For example most of the transport, ships, and weapons we see come from video games, mainly Flynn’s but extends into encoms catalog. In the vernacular it’s common to mention it as well “video game warriors” “Gonna make you play video games” “video game simulation” etc. but you didn’t need me to tell you this.
The way video games impacted and shaped the digital world of Tron absolutely plays a hand in how seamless it translates into the two tie in Arcade cabinets. Though heavy on the grid bugs they’re beautifully decorated and similar to the games as we see them on screen/would translate in real life. The music stings come straight from Wendy Carlos’s work for the film, to the extent the game contains the entirety of Anthem. [Listen]
Sound cue’s and combat-
Part of what makes the sound and style of the game so accurate to the movie is the sound design. Like in old games there is a sound for everything. Every movement has its own sound, it sounds silly as things in real life also have noise but if you’ve ever played any retro game you know what I’m talking about.
One of the best examples of this is when Flynn is tossed into the cell and stumbles around, there’s a metallic echo to his footsteps. In combat it’s the same thing —very distinct sounds to go with every action. A lot of what older games are is pattern recognition- both visual and audio, certain music loops or sound cues help you get better at the game. Another good example is Tron casting his disc, blocking throws etc- if you know what a disc sounds like you can better dodge etc. I also like how they have almost a ceramic sound when Ram plays with his.

_Given data_

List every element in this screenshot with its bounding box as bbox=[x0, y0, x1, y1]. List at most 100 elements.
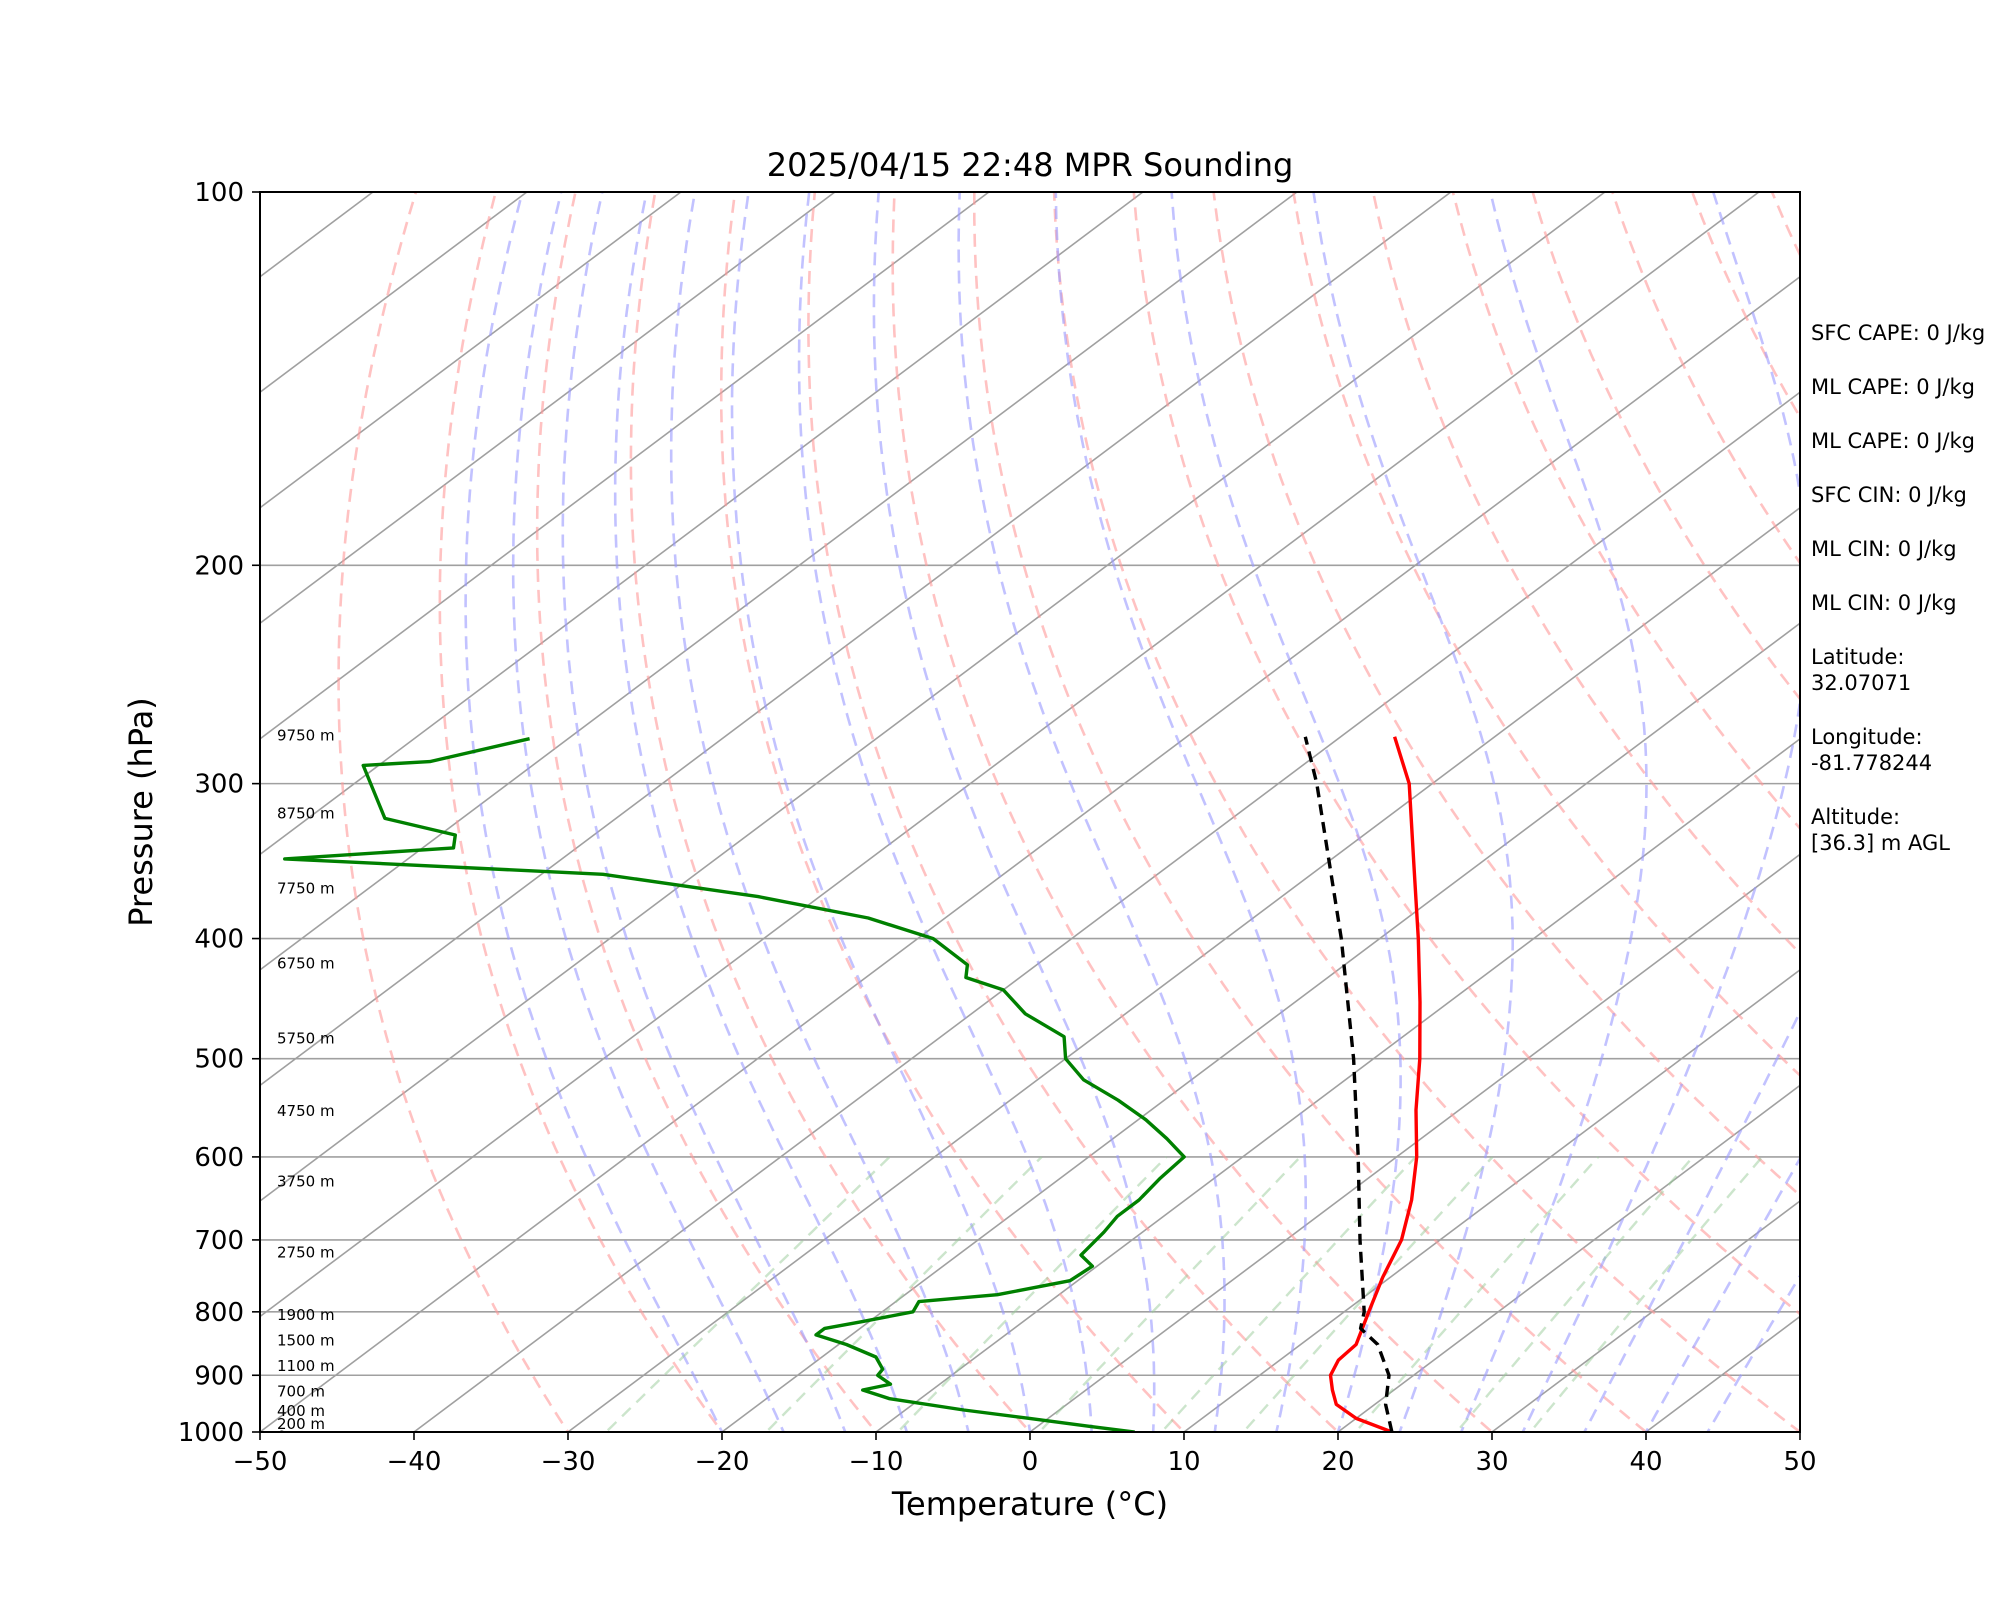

_Exercise requirements_
Continue the passage on how video games shaped Tron and its sound design, starting right after its final sentence.

_Task answer_
Nothing is more video game than De-resolution itself! The death cry and slowly breaking into bits before getting reabsorbed. You can hear the noise off screen and know what happened, game over.
Apart from video game comparisons I do have such a genuine love for the sound design of the film and how much it fleshes out the world. The blips and bloops of energy flowing through the system. The sounds of a working computer. There’s a dial up esc noise when Flynn is beamed in and judging by the guards reactions it’s not different from a how a regular program would enter/travel between systems. Programs get to make funky little computer noises in my heart 💕(another inhuman attribute I think they deserve, they’re like us in so many ways but then… aren’t.)
I know it’s probably just because it’s older recording equipment but occasionally programs will get a grainy feedback/radio style grain to their voice. I’d like to think it’s intentional- especially considering Legacy does this too (going so far for it to be what some sound like all the time)
The way sound is utilized in the movie is a incredibly underrated aspect of what makes the movie so good.